Part of a data file
╭──

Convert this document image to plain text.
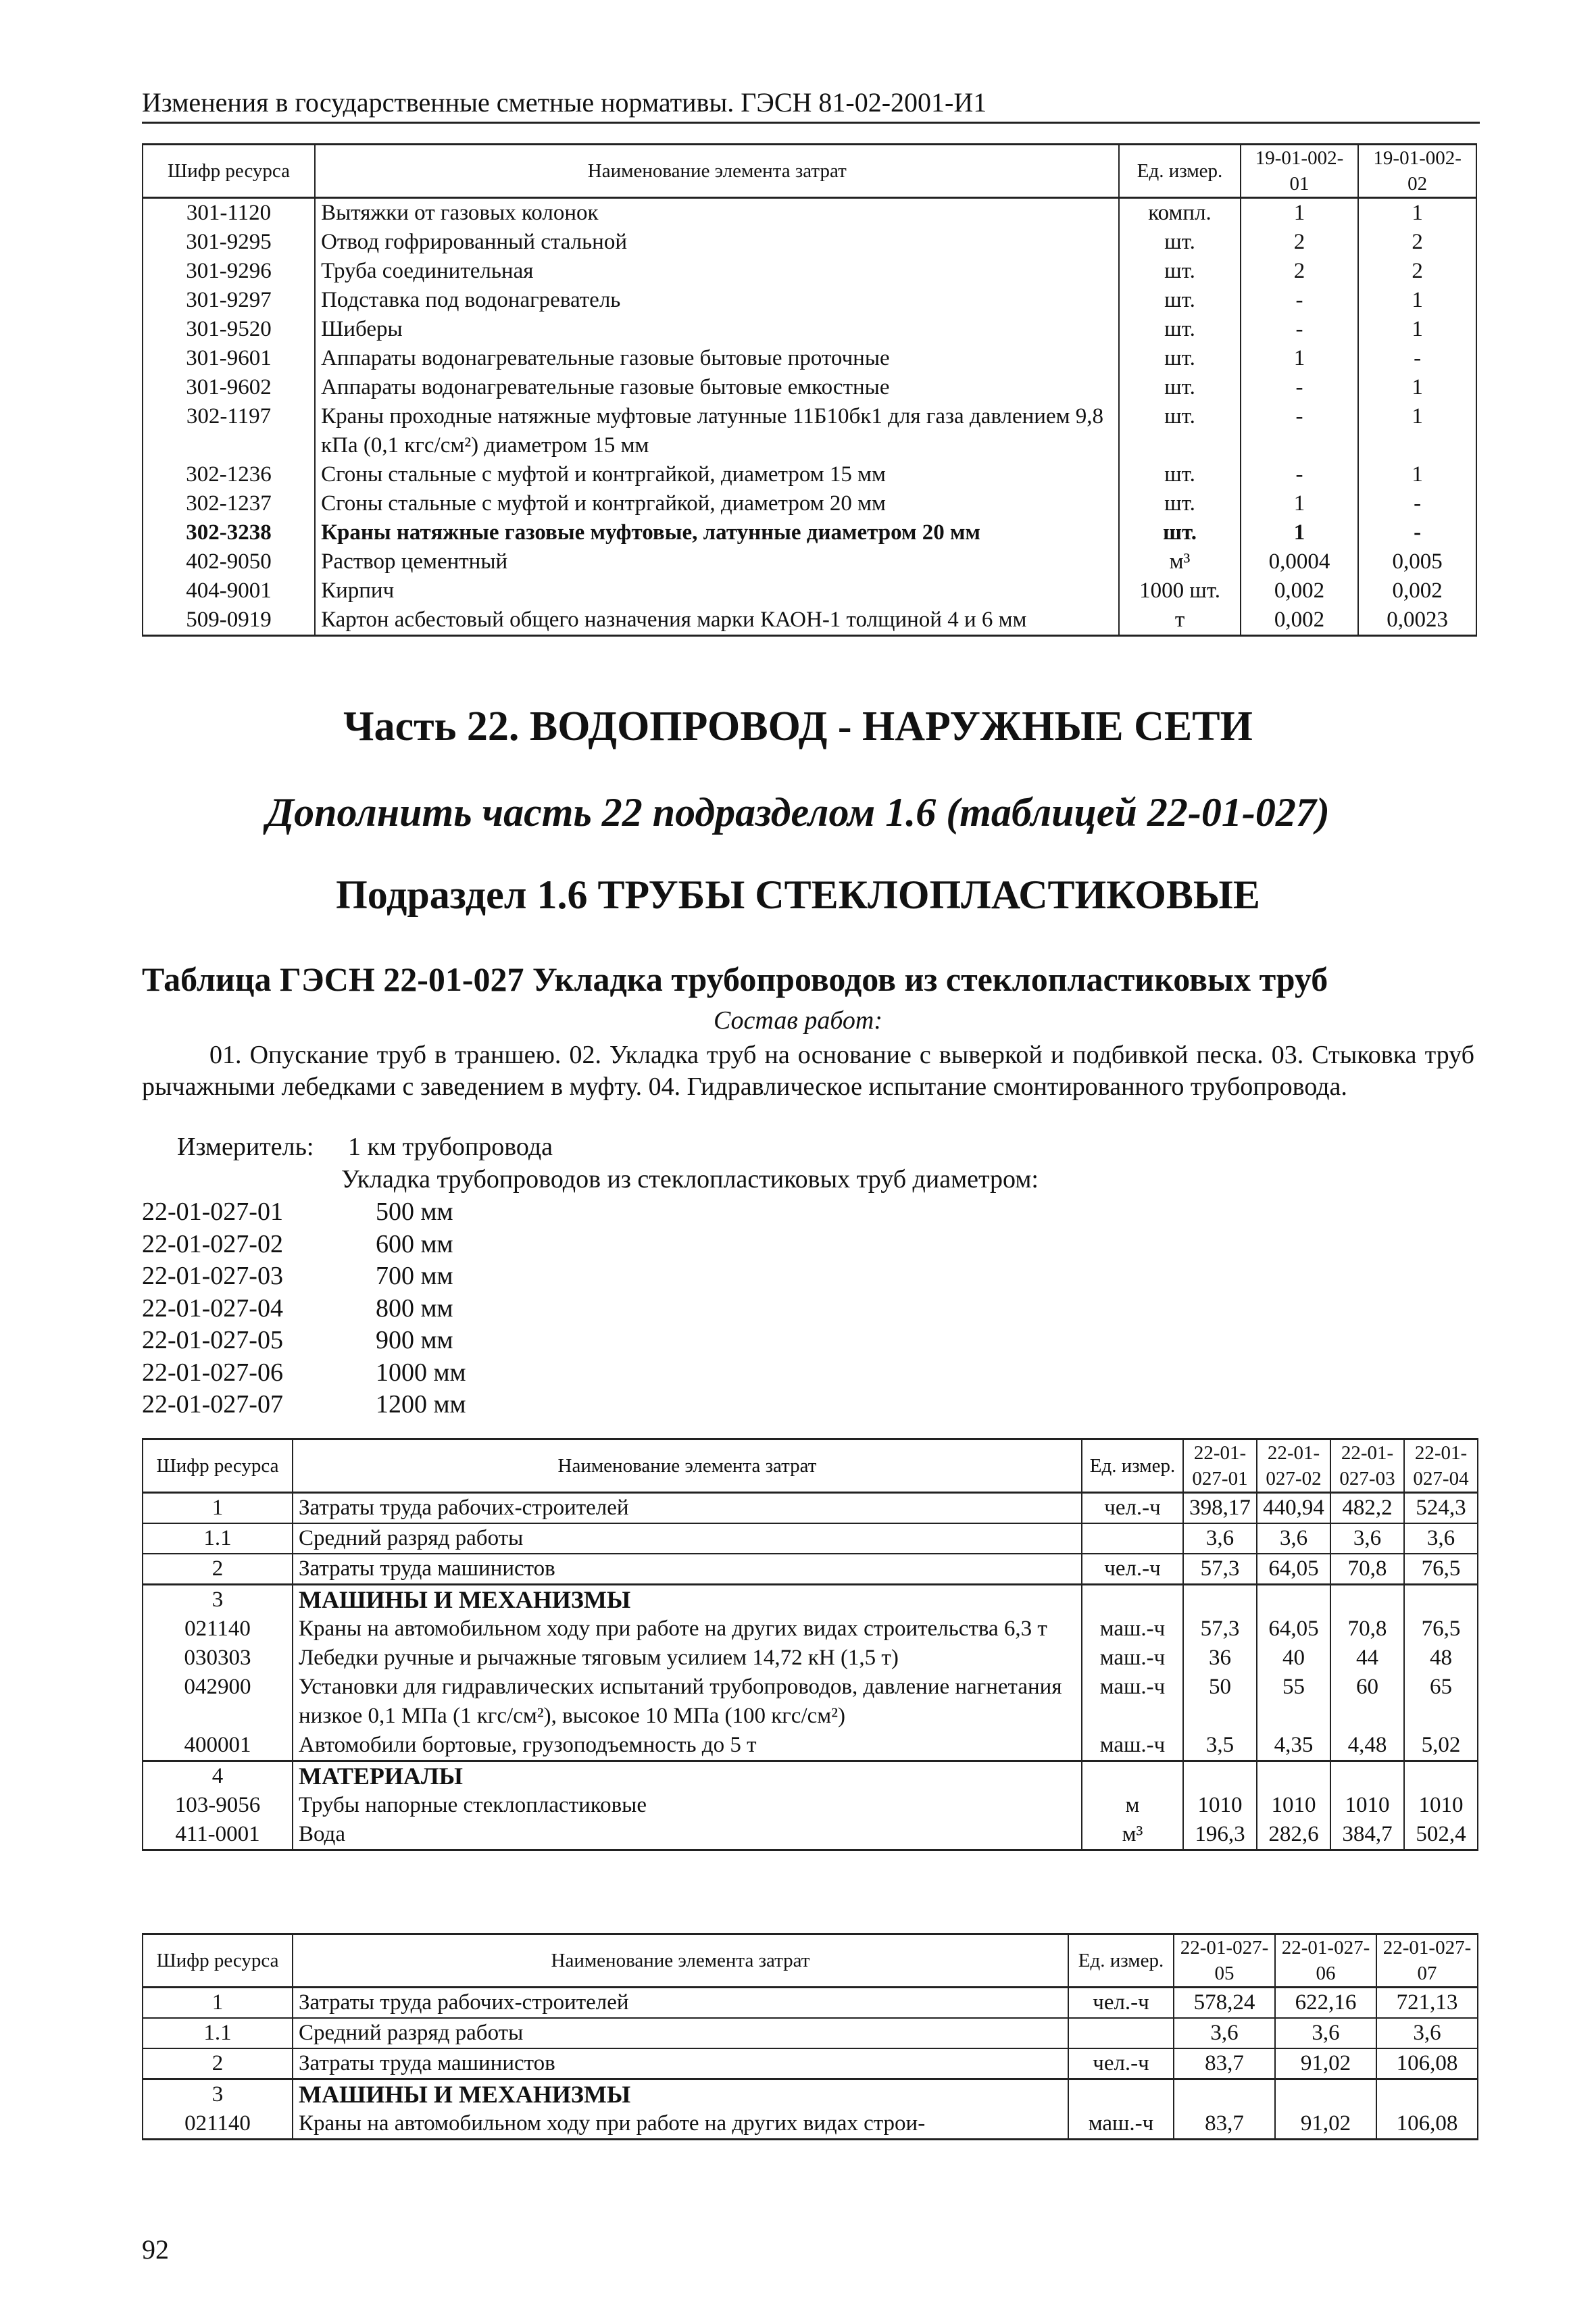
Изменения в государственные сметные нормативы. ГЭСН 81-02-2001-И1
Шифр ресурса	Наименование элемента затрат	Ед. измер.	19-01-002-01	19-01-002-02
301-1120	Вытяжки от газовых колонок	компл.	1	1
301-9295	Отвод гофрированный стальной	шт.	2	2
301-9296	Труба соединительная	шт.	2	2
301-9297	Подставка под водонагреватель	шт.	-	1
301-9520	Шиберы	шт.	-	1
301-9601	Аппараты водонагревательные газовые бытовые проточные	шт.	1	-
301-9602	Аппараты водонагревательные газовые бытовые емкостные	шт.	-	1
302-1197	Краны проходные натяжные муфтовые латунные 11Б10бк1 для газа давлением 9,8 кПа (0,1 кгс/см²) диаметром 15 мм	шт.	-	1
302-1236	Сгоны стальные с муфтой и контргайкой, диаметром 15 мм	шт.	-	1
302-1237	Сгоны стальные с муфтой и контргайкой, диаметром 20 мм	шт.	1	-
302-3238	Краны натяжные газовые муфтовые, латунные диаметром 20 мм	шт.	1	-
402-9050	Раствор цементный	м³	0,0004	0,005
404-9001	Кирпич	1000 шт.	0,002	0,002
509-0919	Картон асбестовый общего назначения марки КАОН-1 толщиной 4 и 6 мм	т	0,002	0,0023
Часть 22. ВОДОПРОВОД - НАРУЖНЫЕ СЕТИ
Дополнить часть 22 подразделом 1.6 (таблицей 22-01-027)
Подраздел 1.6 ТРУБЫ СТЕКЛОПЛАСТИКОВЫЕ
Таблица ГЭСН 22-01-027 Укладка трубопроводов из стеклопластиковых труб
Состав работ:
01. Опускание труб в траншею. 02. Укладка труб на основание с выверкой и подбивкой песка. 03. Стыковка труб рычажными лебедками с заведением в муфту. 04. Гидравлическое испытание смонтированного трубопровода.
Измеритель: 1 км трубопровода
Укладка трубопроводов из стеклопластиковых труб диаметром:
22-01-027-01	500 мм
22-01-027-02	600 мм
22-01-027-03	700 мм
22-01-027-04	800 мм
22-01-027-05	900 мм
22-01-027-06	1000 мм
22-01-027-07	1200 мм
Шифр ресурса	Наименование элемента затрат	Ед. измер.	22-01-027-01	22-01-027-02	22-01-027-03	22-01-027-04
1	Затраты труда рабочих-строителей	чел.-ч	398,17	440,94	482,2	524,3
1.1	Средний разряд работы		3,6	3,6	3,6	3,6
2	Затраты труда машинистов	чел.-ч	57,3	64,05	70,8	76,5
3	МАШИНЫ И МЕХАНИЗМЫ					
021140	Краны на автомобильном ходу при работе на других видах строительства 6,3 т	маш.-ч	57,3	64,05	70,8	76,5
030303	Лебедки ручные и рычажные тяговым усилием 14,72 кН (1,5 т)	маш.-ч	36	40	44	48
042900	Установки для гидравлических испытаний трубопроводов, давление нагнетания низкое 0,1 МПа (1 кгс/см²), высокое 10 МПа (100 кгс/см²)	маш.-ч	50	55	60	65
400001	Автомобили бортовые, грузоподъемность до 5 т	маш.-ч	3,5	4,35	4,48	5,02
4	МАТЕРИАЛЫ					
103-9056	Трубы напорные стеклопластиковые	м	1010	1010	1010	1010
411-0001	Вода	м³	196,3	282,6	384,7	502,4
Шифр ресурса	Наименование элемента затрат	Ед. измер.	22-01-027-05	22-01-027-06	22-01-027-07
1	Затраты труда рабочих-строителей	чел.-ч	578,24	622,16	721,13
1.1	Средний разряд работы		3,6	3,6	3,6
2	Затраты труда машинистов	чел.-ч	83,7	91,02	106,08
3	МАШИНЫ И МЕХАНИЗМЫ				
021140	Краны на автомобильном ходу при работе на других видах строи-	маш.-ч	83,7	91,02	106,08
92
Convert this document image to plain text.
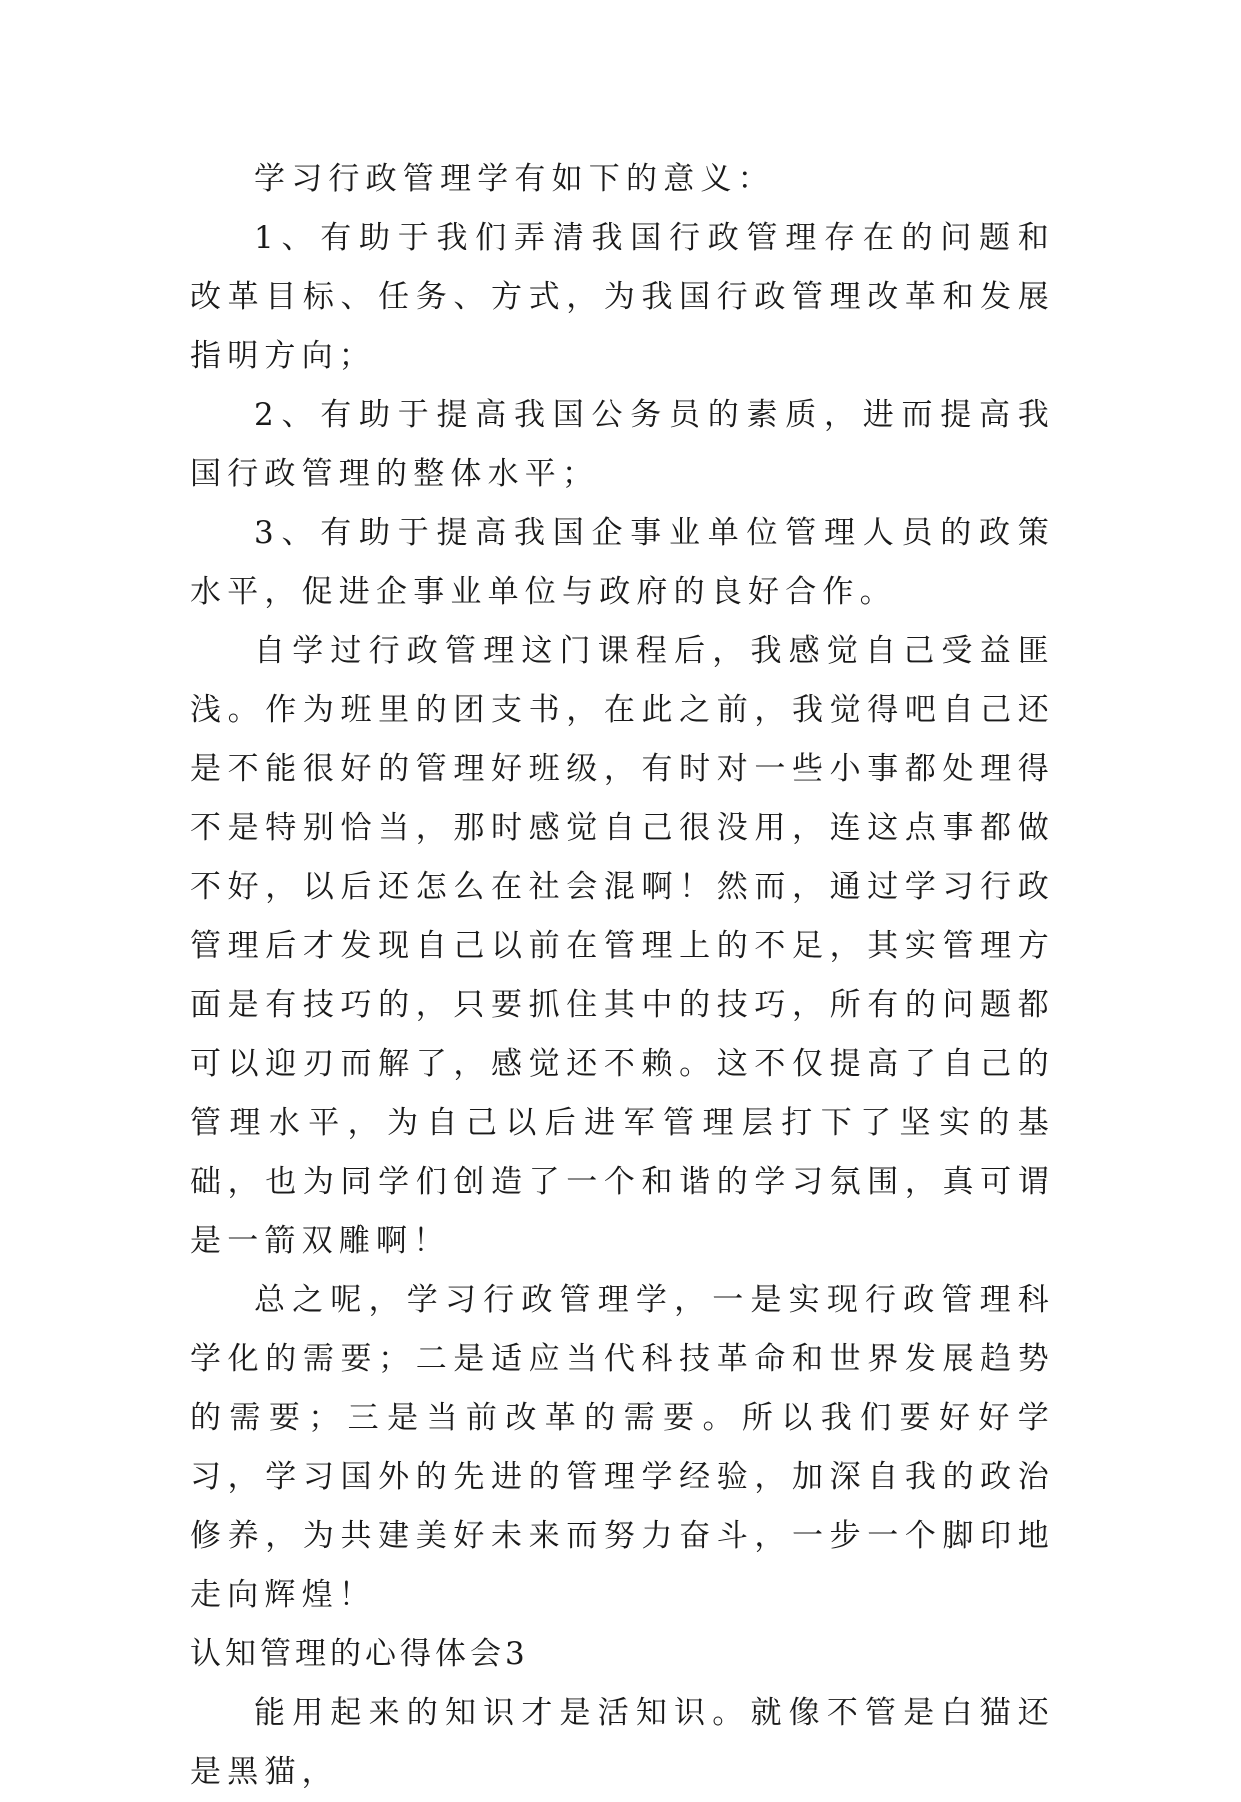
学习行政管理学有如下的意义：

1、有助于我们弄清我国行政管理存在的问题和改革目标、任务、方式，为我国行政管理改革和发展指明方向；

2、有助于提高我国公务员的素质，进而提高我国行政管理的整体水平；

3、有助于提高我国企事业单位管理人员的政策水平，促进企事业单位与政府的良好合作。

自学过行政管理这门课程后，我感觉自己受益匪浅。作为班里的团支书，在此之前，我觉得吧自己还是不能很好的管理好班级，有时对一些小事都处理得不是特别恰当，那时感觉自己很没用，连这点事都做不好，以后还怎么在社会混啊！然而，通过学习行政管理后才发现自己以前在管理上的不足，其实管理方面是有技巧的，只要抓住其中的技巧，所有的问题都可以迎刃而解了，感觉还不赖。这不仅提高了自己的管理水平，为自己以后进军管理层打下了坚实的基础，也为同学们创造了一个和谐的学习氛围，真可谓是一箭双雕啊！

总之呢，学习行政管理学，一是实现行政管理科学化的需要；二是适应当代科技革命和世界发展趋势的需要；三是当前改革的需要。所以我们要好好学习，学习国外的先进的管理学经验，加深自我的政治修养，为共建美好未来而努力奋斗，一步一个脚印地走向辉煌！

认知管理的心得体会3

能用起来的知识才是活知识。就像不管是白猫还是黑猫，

╰──

→ What the task requires
Look through the data above. Copy every line with the string "других" in it.

→ Expected output
021140	Краны на автомобильном ходу при работе на других видах строительства 6,3 т	маш.-ч	57,3	64,05	70,8	76,5
021140	Краны на автомобильном ходу при работе на других видах строи-	маш.-ч	83,7	91,02	106,08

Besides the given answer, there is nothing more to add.